▸ **Stated task**: Please copy the records below line for line, with no changes.

▸ **Records supplied**:

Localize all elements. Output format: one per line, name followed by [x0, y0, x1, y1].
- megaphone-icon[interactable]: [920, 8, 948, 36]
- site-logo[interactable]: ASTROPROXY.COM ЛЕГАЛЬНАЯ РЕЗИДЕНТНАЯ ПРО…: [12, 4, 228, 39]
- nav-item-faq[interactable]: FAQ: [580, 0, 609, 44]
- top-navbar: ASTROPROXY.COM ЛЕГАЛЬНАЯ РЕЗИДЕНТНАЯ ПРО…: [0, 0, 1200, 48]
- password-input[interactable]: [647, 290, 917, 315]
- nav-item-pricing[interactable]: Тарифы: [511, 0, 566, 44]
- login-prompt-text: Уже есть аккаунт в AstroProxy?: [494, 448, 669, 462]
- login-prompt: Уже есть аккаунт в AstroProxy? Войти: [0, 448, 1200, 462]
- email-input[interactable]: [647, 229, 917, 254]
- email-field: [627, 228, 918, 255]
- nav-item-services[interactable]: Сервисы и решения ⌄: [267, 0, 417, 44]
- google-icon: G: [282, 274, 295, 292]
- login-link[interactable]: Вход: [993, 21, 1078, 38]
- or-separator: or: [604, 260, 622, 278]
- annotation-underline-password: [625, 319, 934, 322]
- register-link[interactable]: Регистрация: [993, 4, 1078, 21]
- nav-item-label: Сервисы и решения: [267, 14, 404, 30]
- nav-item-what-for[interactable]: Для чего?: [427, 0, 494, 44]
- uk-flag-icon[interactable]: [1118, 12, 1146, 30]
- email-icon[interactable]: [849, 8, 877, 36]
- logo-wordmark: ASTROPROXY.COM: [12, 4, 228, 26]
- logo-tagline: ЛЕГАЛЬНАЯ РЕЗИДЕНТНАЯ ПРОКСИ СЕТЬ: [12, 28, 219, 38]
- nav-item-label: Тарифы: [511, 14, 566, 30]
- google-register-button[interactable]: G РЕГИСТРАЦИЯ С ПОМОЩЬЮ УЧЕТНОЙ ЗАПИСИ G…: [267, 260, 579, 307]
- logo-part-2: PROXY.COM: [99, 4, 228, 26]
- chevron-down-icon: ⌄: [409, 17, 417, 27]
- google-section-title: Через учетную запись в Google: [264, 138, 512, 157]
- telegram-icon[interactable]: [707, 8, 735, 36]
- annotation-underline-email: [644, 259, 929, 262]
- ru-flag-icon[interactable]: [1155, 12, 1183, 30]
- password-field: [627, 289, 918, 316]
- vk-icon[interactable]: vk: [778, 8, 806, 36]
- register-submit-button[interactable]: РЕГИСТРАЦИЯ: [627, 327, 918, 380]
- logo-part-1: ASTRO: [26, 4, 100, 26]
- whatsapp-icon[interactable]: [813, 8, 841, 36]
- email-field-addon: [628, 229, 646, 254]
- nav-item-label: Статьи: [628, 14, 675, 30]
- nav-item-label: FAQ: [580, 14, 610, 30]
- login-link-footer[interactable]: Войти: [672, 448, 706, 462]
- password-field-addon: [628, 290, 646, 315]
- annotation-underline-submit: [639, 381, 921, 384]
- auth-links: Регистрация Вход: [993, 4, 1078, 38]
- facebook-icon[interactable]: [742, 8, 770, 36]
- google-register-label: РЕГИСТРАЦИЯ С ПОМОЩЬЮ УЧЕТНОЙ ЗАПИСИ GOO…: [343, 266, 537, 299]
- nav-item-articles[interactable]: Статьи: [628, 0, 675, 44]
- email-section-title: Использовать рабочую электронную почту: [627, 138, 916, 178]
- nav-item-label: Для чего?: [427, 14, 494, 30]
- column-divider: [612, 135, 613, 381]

▸ **Answer below**:
Localize all elements. Output format: one per line, name followed by [x0, y0, x1, y1].
- megaphone-icon[interactable]: [920, 8, 948, 36]
- site-logo[interactable]: ASTROPROXY.COM ЛЕГАЛЬНАЯ РЕЗИДЕНТНАЯ ПРО…: [12, 4, 228, 39]
- nav-item-faq[interactable]: FAQ: [580, 0, 609, 44]
- top-navbar: ASTROPROXY.COM ЛЕГАЛЬНАЯ РЕЗИДЕНТНАЯ ПРО…: [0, 0, 1200, 48]
- password-input[interactable]: [647, 290, 917, 315]
- nav-item-pricing[interactable]: Тарифы: [511, 0, 566, 44]
- login-prompt-text: Уже есть аккаунт в AstroProxy?: [494, 448, 669, 462]
- login-prompt: Уже есть аккаунт в AstroProxy? Войти: [0, 448, 1200, 462]
- email-input[interactable]: [647, 229, 917, 254]
- email-field: [627, 228, 918, 255]
- nav-item-services[interactable]: Сервисы и решения ⌄: [267, 0, 417, 44]
- google-icon: G: [282, 274, 295, 292]
- login-link[interactable]: Вход: [993, 21, 1078, 38]
- or-separator: or: [604, 260, 622, 278]
- annotation-underline-password: [625, 319, 934, 322]
- register-link[interactable]: Регистрация: [993, 4, 1078, 21]
- nav-item-label: Сервисы и решения: [267, 14, 404, 30]
- nav-item-what-for[interactable]: Для чего?: [427, 0, 494, 44]
- uk-flag-icon[interactable]: [1118, 12, 1146, 30]
- email-icon[interactable]: [849, 8, 877, 36]
- logo-wordmark: ASTROPROXY.COM: [12, 4, 228, 26]
- logo-tagline: ЛЕГАЛЬНАЯ РЕЗИДЕНТНАЯ ПРОКСИ СЕТЬ: [12, 28, 219, 38]
- nav-item-label: Тарифы: [511, 14, 566, 30]
- google-register-button[interactable]: G РЕГИСТРАЦИЯ С ПОМОЩЬЮ УЧЕТНОЙ ЗАПИСИ G…: [267, 260, 579, 307]
- logo-part-2: PROXY.COM: [99, 4, 228, 26]
- chevron-down-icon: ⌄: [409, 17, 417, 27]
- google-section-title: Через учетную запись в Google: [264, 138, 512, 157]
- telegram-icon[interactable]: [707, 8, 735, 36]
- annotation-underline-email: [644, 259, 929, 262]
- ru-flag-icon[interactable]: [1155, 12, 1183, 30]
- password-field: [627, 289, 918, 316]
- vk-icon[interactable]: vk: [778, 8, 806, 36]
- register-submit-button[interactable]: РЕГИСТРАЦИЯ: [627, 327, 918, 380]
- logo-part-1: ASTRO: [26, 4, 100, 26]
- whatsapp-icon[interactable]: [813, 8, 841, 36]
- email-field-addon: [628, 229, 646, 254]
- nav-item-label: Статьи: [628, 14, 675, 30]
- nav-item-label: FAQ: [580, 14, 610, 30]
- login-link-footer[interactable]: Войти: [672, 448, 706, 462]
- password-field-addon: [628, 290, 646, 315]
- annotation-underline-submit: [639, 381, 921, 384]
- auth-links: Регистрация Вход: [993, 4, 1078, 38]
- facebook-icon[interactable]: [742, 8, 770, 36]
- google-register-label: РЕГИСТРАЦИЯ С ПОМОЩЬЮ УЧЕТНОЙ ЗАПИСИ GOO…: [343, 266, 537, 299]
- nav-item-articles[interactable]: Статьи: [628, 0, 675, 44]
- email-section-title: Использовать рабочую электронную почту: [627, 138, 916, 178]
- nav-item-label: Для чего?: [427, 14, 494, 30]
- column-divider: [612, 135, 613, 381]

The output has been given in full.